▶ [Do this]
Where a line holds "plain", copy it.
═════ Provided records
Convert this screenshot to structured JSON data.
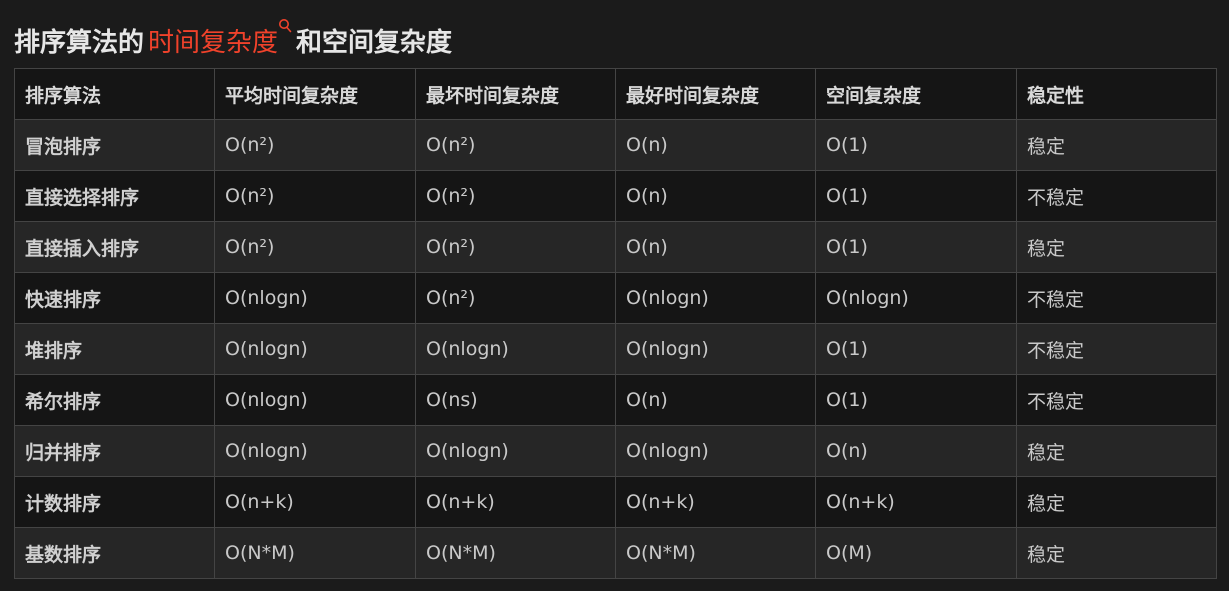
{
  "heading": {
    "prefix": "排序算法的",
    "link": "时间复杂度",
    "suffix": "和空间复杂度"
  },
  "table": {
    "columns": [
      "排序算法",
      "平均时间复杂度",
      "最坏时间复杂度",
      "最好时间复杂度",
      "空间复杂度",
      "稳定性"
    ],
    "rows": [
      [
        "冒泡排序",
        "O(n²)",
        "O(n²)",
        "O(n)",
        "O(1)",
        "稳定"
      ],
      [
        "直接选择排序",
        "O(n²)",
        "O(n²)",
        "O(n)",
        "O(1)",
        "不稳定"
      ],
      [
        "直接插入排序",
        "O(n²)",
        "O(n²)",
        "O(n)",
        "O(1)",
        "稳定"
      ],
      [
        "快速排序",
        "O(nlogn)",
        "O(n²)",
        "O(nlogn)",
        "O(nlogn)",
        "不稳定"
      ],
      [
        "堆排序",
        "O(nlogn)",
        "O(nlogn)",
        "O(nlogn)",
        "O(1)",
        "不稳定"
      ],
      [
        "希尔排序",
        "O(nlogn)",
        "O(ns)",
        "O(n)",
        "O(1)",
        "不稳定"
      ],
      [
        "归并排序",
        "O(nlogn)",
        "O(nlogn)",
        "O(nlogn)",
        "O(n)",
        "稳定"
      ],
      [
        "计数排序",
        "O(n+k)",
        "O(n+k)",
        "O(n+k)",
        "O(n+k)",
        "稳定"
      ],
      [
        "基数排序",
        "O(N*M)",
        "O(N*M)",
        "O(N*M)",
        "O(M)",
        "稳定"
      ]
    ]
  },
  "colors": {
    "background": "#1b1b1b",
    "link": "#f0422b",
    "border": "#444444"
  }
}
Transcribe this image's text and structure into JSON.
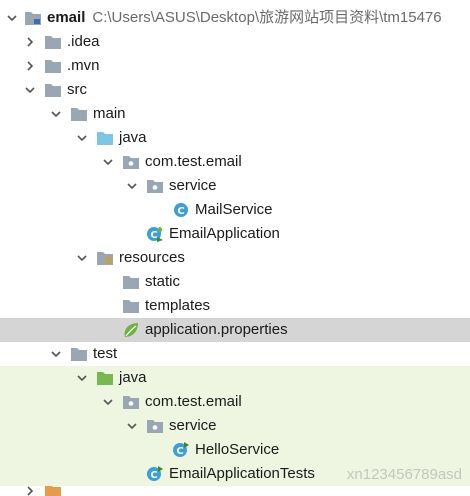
{
  "tree": {
    "root": {
      "name": "email",
      "path": "C:\\Users\\ASUS\\Desktop\\旅游网站项目资料\\tm15476"
    },
    "nodes": [
      {
        "label": ".idea",
        "expanded": false
      },
      {
        "label": ".mvn",
        "expanded": false
      },
      {
        "label": "src",
        "expanded": true
      },
      {
        "label": "main",
        "expanded": true
      },
      {
        "label": "java",
        "expanded": true
      },
      {
        "label": "com.test.email",
        "expanded": true
      },
      {
        "label": "service",
        "expanded": true
      },
      {
        "label": "MailService"
      },
      {
        "label": "EmailApplication"
      },
      {
        "label": "resources",
        "expanded": true
      },
      {
        "label": "static"
      },
      {
        "label": "templates"
      },
      {
        "label": "application.properties",
        "selected": true
      },
      {
        "label": "test",
        "expanded": true
      },
      {
        "label": "java",
        "expanded": true
      },
      {
        "label": "com.test.email",
        "expanded": true
      },
      {
        "label": "service",
        "expanded": true
      },
      {
        "label": "HelloService"
      },
      {
        "label": "EmailApplicationTests"
      }
    ]
  },
  "watermark": "xn123456789asd",
  "colors": {
    "folder": "#9aa7b3",
    "source_folder": "#7fc6e4",
    "test_folder": "#79b753",
    "class_icon": "#3d9fd9",
    "spring_leaf": "#6db33f",
    "selection": "#d5d5d5",
    "test_background": "#eef6e2"
  }
}
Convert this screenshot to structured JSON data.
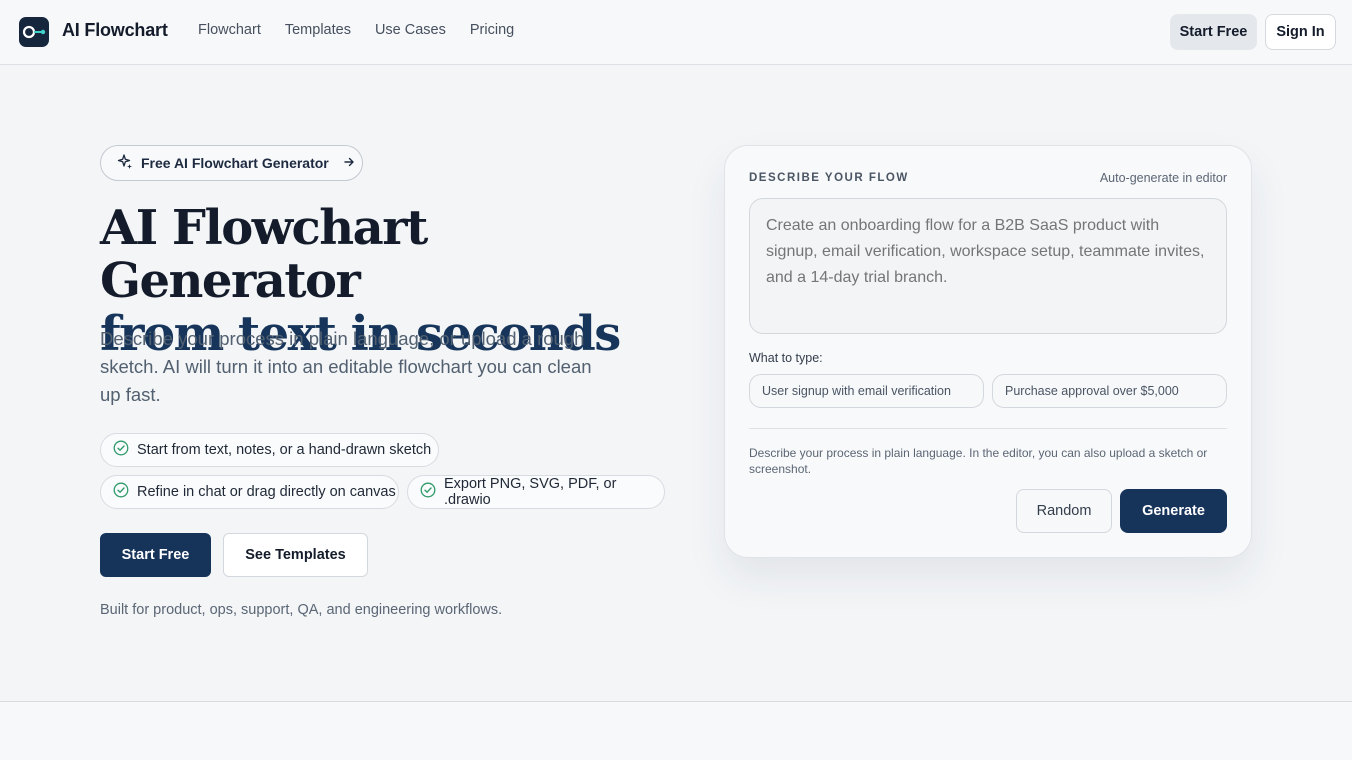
{
  "header": {
    "brand": "AI Flowchart",
    "nav": [
      "Flowchart",
      "Templates",
      "Use Cases",
      "Pricing"
    ],
    "start_free": "Start Free",
    "sign_in": "Sign In"
  },
  "hero": {
    "pill": "Free AI Flowchart Generator",
    "title_line1": "AI Flowchart Generator",
    "title_line2": "from text in seconds",
    "description": "Describe your process in plain language, or upload a rough sketch. AI will turn it into an editable flowchart you can clean up fast.",
    "features": [
      "Start from text, notes, or a hand-drawn sketch",
      "Refine in chat or drag directly on canvas",
      "Export PNG, SVG, PDF, or .drawio"
    ],
    "primary_cta": "Start Free",
    "secondary_cta": "See Templates",
    "built_for": "Built for product, ops, support, QA, and engineering workflows."
  },
  "card": {
    "label": "DESCRIBE YOUR FLOW",
    "hint": "Auto-generate in editor",
    "placeholder": "Create an onboarding flow for a B2B SaaS product with signup, email verification, workspace setup, teammate invites, and a 14-day trial branch.",
    "what_to_type": "What to type:",
    "suggestions": [
      "User signup with email verification",
      "Purchase approval over $5,000"
    ],
    "note": "Describe your process in plain language. In the editor, you can also upload a sketch or screenshot.",
    "random": "Random",
    "generate": "Generate"
  },
  "colors": {
    "brand_navy": "#16335a",
    "check_green": "#2f9a6a",
    "logo_accent": "#3fd3c9"
  }
}
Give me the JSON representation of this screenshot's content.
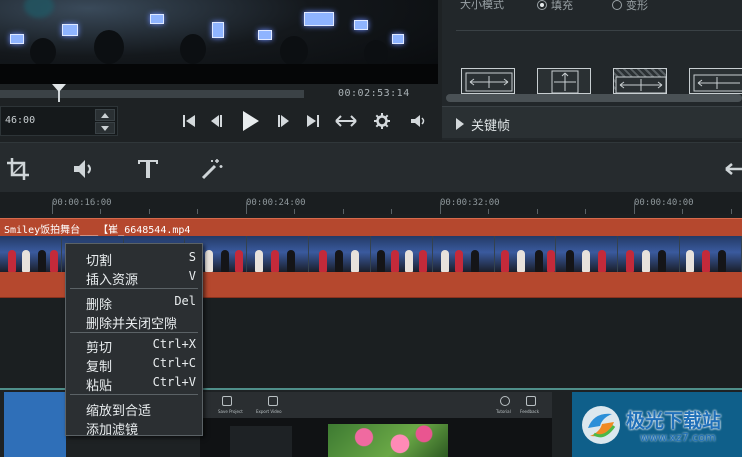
{
  "player": {
    "total_time": "00:02:53:14",
    "current_time": "46:00"
  },
  "properties": {
    "size_mode_label": "大小模式",
    "fill_label": "填充",
    "stretch_label": "变形",
    "keyframe_label": "关键帧"
  },
  "ruler": {
    "ticks": [
      "00:00:16:00",
      "00:00:24:00",
      "00:00:32:00",
      "00:00:40:00"
    ]
  },
  "clip": {
    "title": "Smiley饭拍舞台___【崔_6648544.mp4"
  },
  "context_menu": {
    "cut_split": {
      "label": "切割",
      "shortcut": "S"
    },
    "insert_resource": {
      "label": "插入资源",
      "shortcut": "V"
    },
    "delete": {
      "label": "删除",
      "shortcut": "Del"
    },
    "delete_close_gap": {
      "label": "删除并关闭空隙",
      "shortcut": ""
    },
    "cut": {
      "label": "剪切",
      "shortcut": "Ctrl+X"
    },
    "copy": {
      "label": "复制",
      "shortcut": "Ctrl+C"
    },
    "paste": {
      "label": "粘贴",
      "shortcut": "Ctrl+V"
    },
    "zoom_fit": {
      "label": "缩放到合适",
      "shortcut": ""
    },
    "add_filter": {
      "label": "添加滤镜",
      "shortcut": ""
    }
  },
  "bottom_preview": {
    "save_project": "Save Project",
    "export_video": "Export Video",
    "tutorial": "Tutorial",
    "feedback": "Feedback"
  },
  "watermark": {
    "name": "极光下载站",
    "url": "www.xz7.com"
  },
  "colors": {
    "clip": "#b5482e",
    "background": "#1e2224",
    "menu": "#2b2f32",
    "watermark": "#1f6fb9"
  }
}
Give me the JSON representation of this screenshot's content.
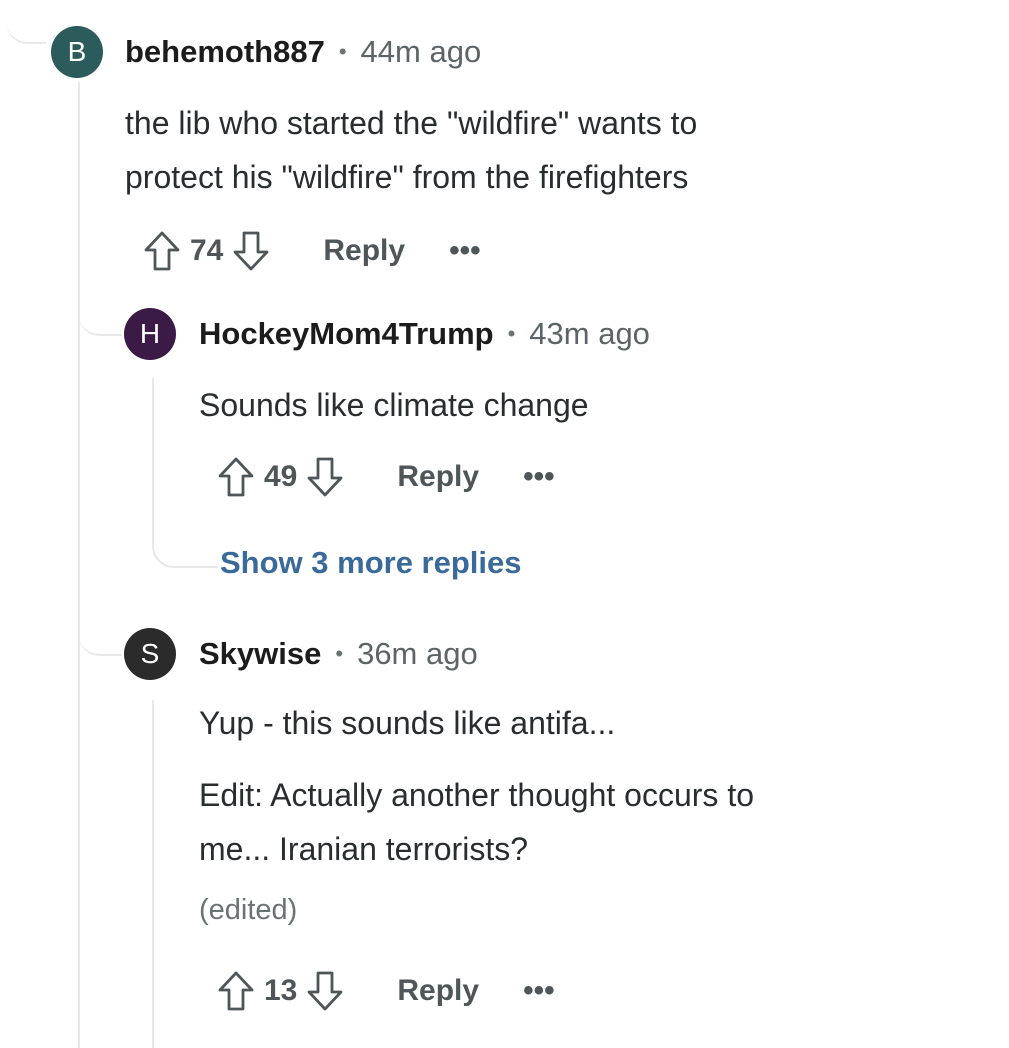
{
  "comments": [
    {
      "avatar_letter": "B",
      "avatar_color": "#2c5b5b",
      "username": "behemoth887",
      "separator": "•",
      "time": "44m ago",
      "body_lines": [
        "the lib who started the \"wildfire\" wants to",
        "protect his \"wildfire\" from the firefighters"
      ],
      "votes": "74",
      "reply_label": "Reply",
      "more_label": "•••"
    },
    {
      "avatar_letter": "H",
      "avatar_color": "#3b1a45",
      "username": "HockeyMom4Trump",
      "separator": "•",
      "time": "43m ago",
      "body_lines": [
        "Sounds like climate change"
      ],
      "votes": "49",
      "reply_label": "Reply",
      "more_label": "•••",
      "show_more_replies": "Show 3 more replies"
    },
    {
      "avatar_letter": "S",
      "avatar_color": "#2b2b2b",
      "username": "Skywise",
      "separator": "•",
      "time": "36m ago",
      "body_lines": [
        "Yup - this sounds like antifa...",
        "Edit: Actually another thought occurs to",
        "me... Iranian terrorists?"
      ],
      "edited": "(edited)",
      "votes": "13",
      "reply_label": "Reply",
      "more_label": "•••"
    }
  ],
  "icons": {
    "upvote": "upvote-arrow-icon",
    "downvote": "downvote-arrow-icon"
  },
  "colors": {
    "link": "#3a6a9a",
    "thread_line": "#e6e8ea",
    "meta_gray": "#5c6468"
  }
}
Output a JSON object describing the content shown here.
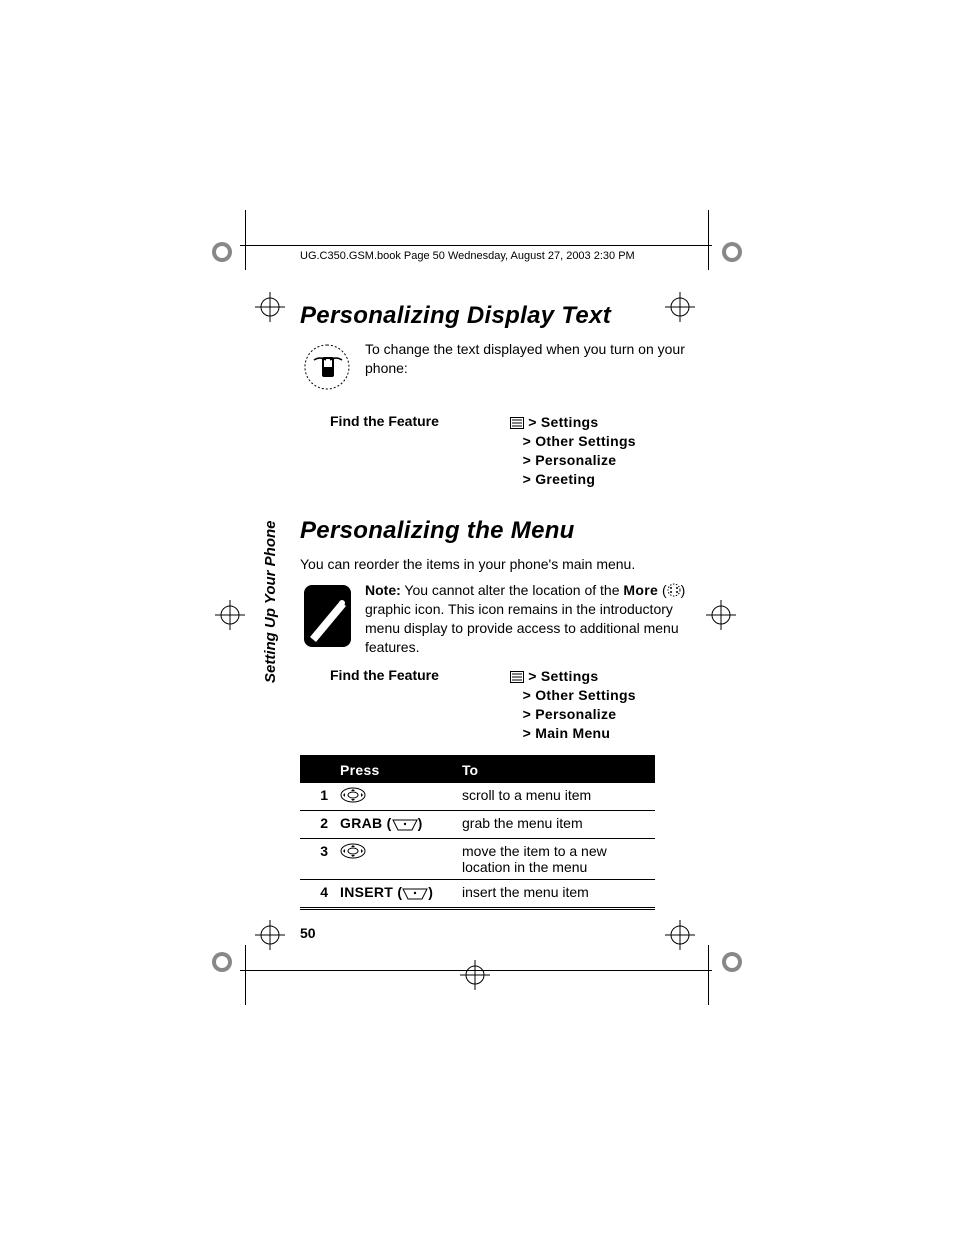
{
  "runhead": "UG.C350.GSM.book  Page 50  Wednesday, August 27, 2003  2:30 PM",
  "side_tab": "Setting Up Your Phone",
  "page_number": "50",
  "section1": {
    "title": "Personalizing Display Text",
    "intro": "To change the text displayed when you turn on your phone:",
    "find_label": "Find the Feature",
    "path": {
      "root": "Settings",
      "items": [
        "Other Settings",
        "Personalize",
        "Greeting"
      ]
    }
  },
  "section2": {
    "title": "Personalizing the Menu",
    "intro": "You can reorder the items in your phone's main menu.",
    "note_label": "Note:",
    "note_prefix": " You cannot alter the location of the ",
    "note_more": "More",
    "note_suffix": " graphic icon. This icon remains in the introductory menu display to provide access to additional menu features.",
    "find_label": "Find the Feature",
    "path": {
      "root": "Settings",
      "items": [
        "Other Settings",
        "Personalize",
        "Main Menu"
      ]
    },
    "table": {
      "headers": {
        "press": "Press",
        "to": "To"
      },
      "rows": [
        {
          "step": "1",
          "press_type": "nav",
          "press_text": "",
          "to": "scroll to a menu item"
        },
        {
          "step": "2",
          "press_type": "softkey",
          "press_text": "GRAB",
          "to": "grab the menu item"
        },
        {
          "step": "3",
          "press_type": "nav",
          "press_text": "",
          "to": "move the item to a new location in the menu"
        },
        {
          "step": "4",
          "press_type": "softkey",
          "press_text": "INSERT",
          "to": "insert the menu item"
        }
      ]
    }
  }
}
══════════
▶ [Task result]
    "description": "Describe your process in plain language, or upload a rough sketch. AI will turn it into an editable flowchart you can clean up fast.",
    "note": "Describe your process in plain language. In the editor, you can also upload a sketch or screenshot.",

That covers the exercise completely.